Extracted records
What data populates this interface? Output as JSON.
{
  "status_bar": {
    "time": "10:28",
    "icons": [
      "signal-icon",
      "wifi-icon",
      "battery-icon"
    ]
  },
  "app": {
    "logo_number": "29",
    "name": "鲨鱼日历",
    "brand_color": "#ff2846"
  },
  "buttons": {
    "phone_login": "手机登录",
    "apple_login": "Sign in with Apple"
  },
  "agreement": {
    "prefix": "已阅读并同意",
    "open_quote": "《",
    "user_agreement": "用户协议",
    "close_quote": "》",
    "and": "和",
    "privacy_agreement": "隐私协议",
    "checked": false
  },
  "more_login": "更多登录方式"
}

--

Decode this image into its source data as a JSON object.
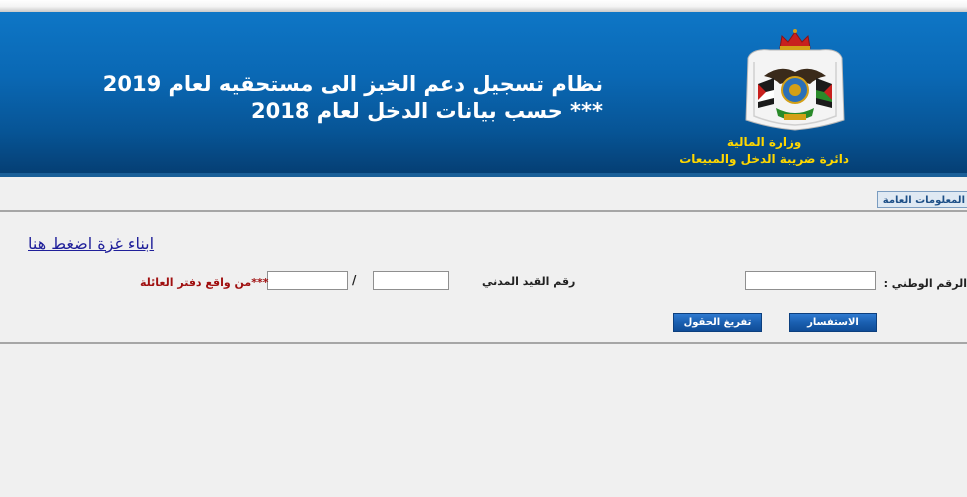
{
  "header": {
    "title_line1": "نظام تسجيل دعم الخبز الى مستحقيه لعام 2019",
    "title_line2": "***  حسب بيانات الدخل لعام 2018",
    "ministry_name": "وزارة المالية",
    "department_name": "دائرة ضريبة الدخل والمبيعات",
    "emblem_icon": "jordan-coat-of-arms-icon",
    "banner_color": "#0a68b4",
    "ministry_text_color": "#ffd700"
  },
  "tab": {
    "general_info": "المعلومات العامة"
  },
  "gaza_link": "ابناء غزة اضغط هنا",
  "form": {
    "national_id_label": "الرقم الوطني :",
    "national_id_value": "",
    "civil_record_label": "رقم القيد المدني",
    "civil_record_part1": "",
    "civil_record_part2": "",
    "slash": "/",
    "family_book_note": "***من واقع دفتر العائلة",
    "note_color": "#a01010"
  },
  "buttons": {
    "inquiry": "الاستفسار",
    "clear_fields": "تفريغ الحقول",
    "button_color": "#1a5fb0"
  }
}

Task statement
Pull out all lines from the entries above that include the word "data".

Answer to this problem
What data populates this interface? Output as JSON.
Decode this image into its source data as a JSON object.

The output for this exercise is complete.